Data provided.
----

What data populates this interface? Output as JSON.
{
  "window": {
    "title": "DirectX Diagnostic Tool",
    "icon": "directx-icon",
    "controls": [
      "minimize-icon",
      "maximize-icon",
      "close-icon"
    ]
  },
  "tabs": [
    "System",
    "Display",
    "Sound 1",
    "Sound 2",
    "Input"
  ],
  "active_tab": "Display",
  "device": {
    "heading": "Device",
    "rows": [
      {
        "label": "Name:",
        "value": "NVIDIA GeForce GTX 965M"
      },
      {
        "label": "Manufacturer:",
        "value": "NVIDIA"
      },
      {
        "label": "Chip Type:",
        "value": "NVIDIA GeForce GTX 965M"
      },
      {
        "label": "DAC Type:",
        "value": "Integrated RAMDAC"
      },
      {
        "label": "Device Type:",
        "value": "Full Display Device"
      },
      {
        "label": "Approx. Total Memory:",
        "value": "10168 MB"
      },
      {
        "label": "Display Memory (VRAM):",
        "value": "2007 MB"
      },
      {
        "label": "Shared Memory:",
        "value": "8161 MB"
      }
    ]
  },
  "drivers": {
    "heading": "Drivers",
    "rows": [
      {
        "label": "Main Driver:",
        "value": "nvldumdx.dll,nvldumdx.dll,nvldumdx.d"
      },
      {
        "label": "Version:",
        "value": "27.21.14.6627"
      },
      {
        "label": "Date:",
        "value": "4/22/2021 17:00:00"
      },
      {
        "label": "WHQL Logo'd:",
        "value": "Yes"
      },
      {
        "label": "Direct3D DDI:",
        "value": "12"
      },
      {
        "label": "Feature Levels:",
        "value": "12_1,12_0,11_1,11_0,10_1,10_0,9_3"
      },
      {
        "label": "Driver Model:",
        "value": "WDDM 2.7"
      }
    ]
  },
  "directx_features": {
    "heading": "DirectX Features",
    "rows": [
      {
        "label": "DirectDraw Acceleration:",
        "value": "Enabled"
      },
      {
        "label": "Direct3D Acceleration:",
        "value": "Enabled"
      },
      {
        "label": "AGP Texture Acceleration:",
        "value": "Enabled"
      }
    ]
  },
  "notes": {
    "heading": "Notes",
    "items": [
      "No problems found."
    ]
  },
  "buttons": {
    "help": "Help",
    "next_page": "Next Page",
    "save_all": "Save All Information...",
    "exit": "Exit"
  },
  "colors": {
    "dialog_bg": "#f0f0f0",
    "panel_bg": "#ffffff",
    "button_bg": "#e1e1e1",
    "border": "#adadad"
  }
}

----

Aim of the task. Read through the entries and copy each line in which "Display" appears.

Problem solution.
    "Display",
  "active_tab": "Display",
        "value": "Full Display Device"
        "label": "Display Memory (VRAM):",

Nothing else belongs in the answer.